___ MATERIAL FOR THE TASK

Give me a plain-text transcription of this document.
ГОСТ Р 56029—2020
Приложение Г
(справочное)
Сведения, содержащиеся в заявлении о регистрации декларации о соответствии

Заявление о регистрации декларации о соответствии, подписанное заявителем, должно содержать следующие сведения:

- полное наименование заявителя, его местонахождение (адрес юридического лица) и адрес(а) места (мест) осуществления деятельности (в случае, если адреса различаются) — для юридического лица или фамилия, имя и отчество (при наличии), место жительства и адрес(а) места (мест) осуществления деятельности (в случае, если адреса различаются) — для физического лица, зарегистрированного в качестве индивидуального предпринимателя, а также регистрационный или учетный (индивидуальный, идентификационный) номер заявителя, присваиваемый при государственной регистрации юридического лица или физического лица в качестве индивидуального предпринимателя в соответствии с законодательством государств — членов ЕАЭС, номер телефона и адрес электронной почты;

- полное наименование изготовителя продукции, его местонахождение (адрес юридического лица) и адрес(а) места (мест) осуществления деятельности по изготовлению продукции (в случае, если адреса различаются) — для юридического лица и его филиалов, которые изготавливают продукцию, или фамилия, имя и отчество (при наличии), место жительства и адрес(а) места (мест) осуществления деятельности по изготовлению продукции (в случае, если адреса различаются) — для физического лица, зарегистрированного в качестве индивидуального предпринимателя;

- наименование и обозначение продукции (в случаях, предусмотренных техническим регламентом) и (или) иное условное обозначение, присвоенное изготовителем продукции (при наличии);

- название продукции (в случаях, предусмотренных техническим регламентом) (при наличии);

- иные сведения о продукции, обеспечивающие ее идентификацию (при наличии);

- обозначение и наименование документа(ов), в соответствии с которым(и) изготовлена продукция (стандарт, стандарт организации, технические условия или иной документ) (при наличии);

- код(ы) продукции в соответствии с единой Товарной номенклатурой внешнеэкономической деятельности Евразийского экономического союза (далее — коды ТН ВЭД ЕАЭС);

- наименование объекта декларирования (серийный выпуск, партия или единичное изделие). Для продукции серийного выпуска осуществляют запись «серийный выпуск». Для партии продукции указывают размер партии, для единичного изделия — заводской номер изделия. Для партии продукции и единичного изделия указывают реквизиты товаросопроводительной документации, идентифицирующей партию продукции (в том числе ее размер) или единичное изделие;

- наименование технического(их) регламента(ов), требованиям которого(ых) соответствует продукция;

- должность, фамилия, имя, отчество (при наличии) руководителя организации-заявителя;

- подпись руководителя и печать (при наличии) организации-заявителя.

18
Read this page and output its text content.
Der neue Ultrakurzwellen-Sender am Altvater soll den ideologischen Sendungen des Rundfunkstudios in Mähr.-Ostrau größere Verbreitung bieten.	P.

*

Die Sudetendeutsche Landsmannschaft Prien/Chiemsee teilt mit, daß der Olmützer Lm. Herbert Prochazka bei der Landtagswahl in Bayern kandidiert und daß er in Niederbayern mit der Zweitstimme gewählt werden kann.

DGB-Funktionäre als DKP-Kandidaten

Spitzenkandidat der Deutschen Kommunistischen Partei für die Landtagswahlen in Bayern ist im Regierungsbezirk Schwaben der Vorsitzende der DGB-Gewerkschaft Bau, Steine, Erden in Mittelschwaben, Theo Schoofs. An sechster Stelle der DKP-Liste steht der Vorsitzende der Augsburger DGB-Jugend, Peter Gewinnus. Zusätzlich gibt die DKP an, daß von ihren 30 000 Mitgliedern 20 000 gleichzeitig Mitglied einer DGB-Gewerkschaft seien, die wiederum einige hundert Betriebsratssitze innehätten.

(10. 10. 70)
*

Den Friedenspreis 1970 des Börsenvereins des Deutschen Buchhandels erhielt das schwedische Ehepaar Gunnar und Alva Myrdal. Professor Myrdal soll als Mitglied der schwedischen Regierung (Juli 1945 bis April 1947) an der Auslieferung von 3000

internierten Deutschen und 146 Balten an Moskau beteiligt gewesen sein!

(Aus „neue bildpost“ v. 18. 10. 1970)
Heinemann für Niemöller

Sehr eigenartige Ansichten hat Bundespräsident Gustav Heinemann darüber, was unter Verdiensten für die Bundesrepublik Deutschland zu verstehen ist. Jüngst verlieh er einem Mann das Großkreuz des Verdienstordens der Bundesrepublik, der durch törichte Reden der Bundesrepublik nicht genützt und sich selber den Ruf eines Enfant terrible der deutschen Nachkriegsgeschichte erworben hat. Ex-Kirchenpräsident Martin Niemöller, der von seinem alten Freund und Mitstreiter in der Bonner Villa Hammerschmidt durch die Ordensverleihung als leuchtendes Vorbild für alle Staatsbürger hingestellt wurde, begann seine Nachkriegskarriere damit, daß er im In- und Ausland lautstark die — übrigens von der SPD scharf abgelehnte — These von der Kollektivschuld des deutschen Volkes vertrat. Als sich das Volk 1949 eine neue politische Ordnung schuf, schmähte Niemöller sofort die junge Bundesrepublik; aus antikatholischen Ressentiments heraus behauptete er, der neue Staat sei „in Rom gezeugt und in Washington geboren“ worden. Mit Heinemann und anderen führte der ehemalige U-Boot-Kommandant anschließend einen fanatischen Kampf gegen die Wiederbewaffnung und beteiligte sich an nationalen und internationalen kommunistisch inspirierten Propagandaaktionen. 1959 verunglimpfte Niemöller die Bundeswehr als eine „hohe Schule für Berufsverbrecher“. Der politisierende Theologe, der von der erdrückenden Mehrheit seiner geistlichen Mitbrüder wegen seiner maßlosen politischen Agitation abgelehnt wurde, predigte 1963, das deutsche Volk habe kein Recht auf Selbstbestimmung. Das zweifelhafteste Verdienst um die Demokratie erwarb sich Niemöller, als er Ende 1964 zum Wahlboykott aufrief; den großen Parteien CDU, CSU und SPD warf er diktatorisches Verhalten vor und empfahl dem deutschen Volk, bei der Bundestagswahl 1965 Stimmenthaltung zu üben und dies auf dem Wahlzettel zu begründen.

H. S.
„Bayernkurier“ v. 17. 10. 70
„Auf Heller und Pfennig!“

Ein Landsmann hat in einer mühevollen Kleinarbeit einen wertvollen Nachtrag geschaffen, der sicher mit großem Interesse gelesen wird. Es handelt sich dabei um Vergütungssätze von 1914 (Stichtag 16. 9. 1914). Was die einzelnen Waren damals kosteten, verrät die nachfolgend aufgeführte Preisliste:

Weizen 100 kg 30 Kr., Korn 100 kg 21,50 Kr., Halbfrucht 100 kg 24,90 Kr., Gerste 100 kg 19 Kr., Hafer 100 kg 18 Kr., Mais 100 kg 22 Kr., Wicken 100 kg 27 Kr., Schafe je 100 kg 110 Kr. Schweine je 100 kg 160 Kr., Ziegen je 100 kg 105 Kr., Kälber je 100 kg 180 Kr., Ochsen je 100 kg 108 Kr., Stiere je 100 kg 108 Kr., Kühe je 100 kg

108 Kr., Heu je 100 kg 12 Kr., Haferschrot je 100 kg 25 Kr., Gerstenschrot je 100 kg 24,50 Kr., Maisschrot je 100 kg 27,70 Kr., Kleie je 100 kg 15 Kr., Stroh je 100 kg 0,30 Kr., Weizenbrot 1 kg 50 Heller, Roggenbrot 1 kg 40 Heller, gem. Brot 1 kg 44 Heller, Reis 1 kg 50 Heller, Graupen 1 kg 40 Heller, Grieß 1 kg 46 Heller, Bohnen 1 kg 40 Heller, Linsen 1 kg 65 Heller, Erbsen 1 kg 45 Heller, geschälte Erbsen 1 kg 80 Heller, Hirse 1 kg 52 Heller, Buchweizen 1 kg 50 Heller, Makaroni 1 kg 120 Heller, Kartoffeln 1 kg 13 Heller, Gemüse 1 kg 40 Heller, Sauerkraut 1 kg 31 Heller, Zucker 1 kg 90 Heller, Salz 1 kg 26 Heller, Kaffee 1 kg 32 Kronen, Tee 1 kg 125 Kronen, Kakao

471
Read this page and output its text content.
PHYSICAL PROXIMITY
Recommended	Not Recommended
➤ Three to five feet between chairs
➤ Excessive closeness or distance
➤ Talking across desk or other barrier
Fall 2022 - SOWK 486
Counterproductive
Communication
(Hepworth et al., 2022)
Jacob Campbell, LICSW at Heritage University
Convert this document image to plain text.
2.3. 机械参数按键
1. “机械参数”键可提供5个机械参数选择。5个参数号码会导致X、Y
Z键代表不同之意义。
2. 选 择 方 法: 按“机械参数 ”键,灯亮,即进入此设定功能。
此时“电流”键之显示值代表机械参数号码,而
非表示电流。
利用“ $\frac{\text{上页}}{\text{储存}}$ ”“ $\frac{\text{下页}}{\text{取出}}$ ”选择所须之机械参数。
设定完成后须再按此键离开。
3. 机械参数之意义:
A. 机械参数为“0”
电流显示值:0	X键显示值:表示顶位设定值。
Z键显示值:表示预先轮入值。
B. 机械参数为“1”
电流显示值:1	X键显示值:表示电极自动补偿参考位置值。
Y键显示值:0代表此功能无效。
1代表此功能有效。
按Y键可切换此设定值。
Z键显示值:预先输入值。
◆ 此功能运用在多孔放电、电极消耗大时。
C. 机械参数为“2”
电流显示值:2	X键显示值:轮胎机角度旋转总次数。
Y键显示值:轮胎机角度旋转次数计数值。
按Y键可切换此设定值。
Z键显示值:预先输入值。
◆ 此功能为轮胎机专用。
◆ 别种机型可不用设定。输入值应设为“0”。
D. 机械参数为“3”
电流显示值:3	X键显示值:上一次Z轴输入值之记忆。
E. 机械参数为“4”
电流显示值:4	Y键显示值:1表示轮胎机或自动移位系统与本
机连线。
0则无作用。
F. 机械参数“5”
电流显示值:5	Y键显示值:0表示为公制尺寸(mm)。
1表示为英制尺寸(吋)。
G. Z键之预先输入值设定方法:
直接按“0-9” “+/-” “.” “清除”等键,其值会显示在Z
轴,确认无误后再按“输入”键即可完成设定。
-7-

______

_EXERCISE DIRECTIONS:_
Show every line in the records above that contains the word "this".

_THE RESPONSE:_
Give me a plain-text transcription of this document.
Read this page and output its text content.
Read this page and output its text content.
Convert this document image to plain text.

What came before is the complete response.